---------- Excerpt ----------

Communists could conduct a constant propaganda campaign against nations and nationalism prior to a ‘big bang’ communist revolution, after which nation-states and nations could just be abolished. In other words, communists could follow a similar course to those atheists who believe that a constant propaganda barrage against religions and their adherents, culminating in the formation of an atheist state declaring all religion illegal, is the task we face today.
In contrast, I would maintain that since religions and nations have real material roots, which will not be displaced by mere propaganda. Whilst it is certainly necessary to conduct theoretical struggle against religious (and nationalist) ideology, I am with Marx in advocating not an atheist but a secular state, which recognises people’s rights to practice religion, but upholds the principle that, as long as states still exist, these should neither promote nor suppress religion.
Some supporters of the commune may say – but we are opposed to all state ‘solutions’. However, would they also argue that we are opposed to struggles for better wages, improved working conditions, or migrant workers rights, because these all represent continued wage slavery ‘solutions’?
I would argue that we should adopt the equivalent of a secular approach to religion when dealing with nations and nation-states. Communists should conduct theoretical struggle against nationalist ideology and, of course, engage in the more practical struggle against nationalists pushing their own particular ‘solutions’ in the course of particular economic, social, cultural and political struggles.
Nevertheless, both today and in any revolutionary transition we should also acknowledge each person’s right to whatever national identity or use of language they choose. However, until there is a universally accepted language for mutual communication, there will be a need for a particular official lingua franca (sometimes more than one) to ensure more effective economic, social and political intercourse. Under present-day capitalist conditions there is be a bias in each nation-state towards the specific features of the majority nation living there. Communists, though, should continually contest the nature of such provision.

----------

• **To do**:
- 1) In the excerpt on nations and religion, what kind of state does the writer advocate in agreement with Marx?
- 2) Copy the excerpt on nations and religion word for word from "Some supporters of" to "wage slavery ‘solutions’?".

---------- Items ----------

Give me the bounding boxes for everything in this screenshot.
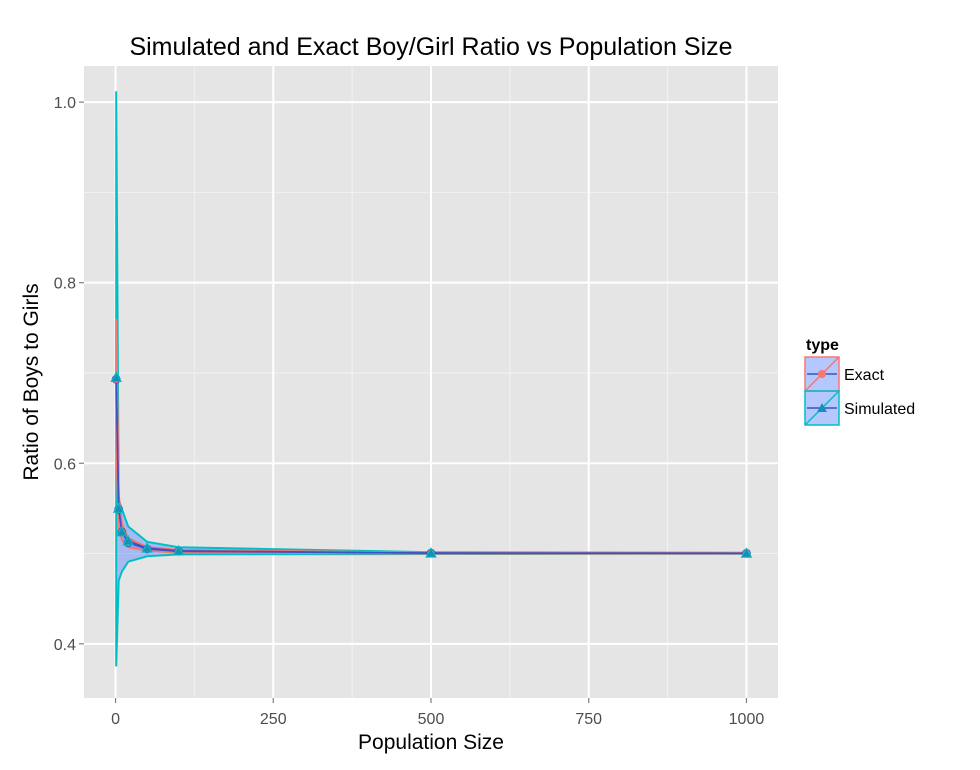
legend-label-simulated: Simulated (844, 401, 915, 418)
point-simulated (110, 371, 123, 382)
legend-key-point (818, 370, 826, 378)
y-tick-label: 1.0 (54, 95, 76, 112)
legend-title: type (806, 337, 839, 354)
x-tick-label: 0 (111, 711, 120, 728)
point-simulated (740, 547, 753, 558)
x-tick-label: 750 (575, 711, 602, 728)
y-axis-ticks: 0.4 0.6 0.8 1.0 (54, 95, 84, 654)
legend-key-point (817, 403, 827, 412)
y-axis-title: Ratio of Boys to Girls (20, 283, 43, 480)
x-axis-title: Population Size (358, 731, 504, 754)
point-simulated (141, 542, 153, 553)
y-tick-label: 0.4 (54, 637, 76, 654)
point-simulated (116, 525, 128, 537)
legend-label-exact: Exact (844, 367, 885, 384)
x-axis-ticks: 0 250 500 750 1000 (111, 698, 764, 728)
x-tick-label: 500 (418, 711, 445, 728)
y-tick-label: 0.6 (54, 456, 76, 473)
point-simulated (112, 502, 125, 513)
legend: type Exact Simulated (804, 337, 915, 426)
point-simulated (122, 534, 135, 546)
point-simulated (425, 547, 437, 558)
y-tick-label: 0.8 (54, 276, 76, 293)
x-tick-label: 1000 (729, 711, 765, 728)
chart-title: Simulated and Exact Boy/Girl Ratio vs Po… (129, 33, 732, 61)
point-simulated (172, 544, 185, 556)
series-points (110, 371, 753, 558)
x-tick-label: 250 (260, 711, 287, 728)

----------

• **Task answers**:
- 1) A secular state rather than an atheist one.

- 2)
Some supporters of the commune may say – but we are opposed to all state ‘solutions’. However, would they also argue that we are opposed to struggles for better wages, improved working conditions, or migrant workers rights, because these all represent continued wage slavery ‘solutions’?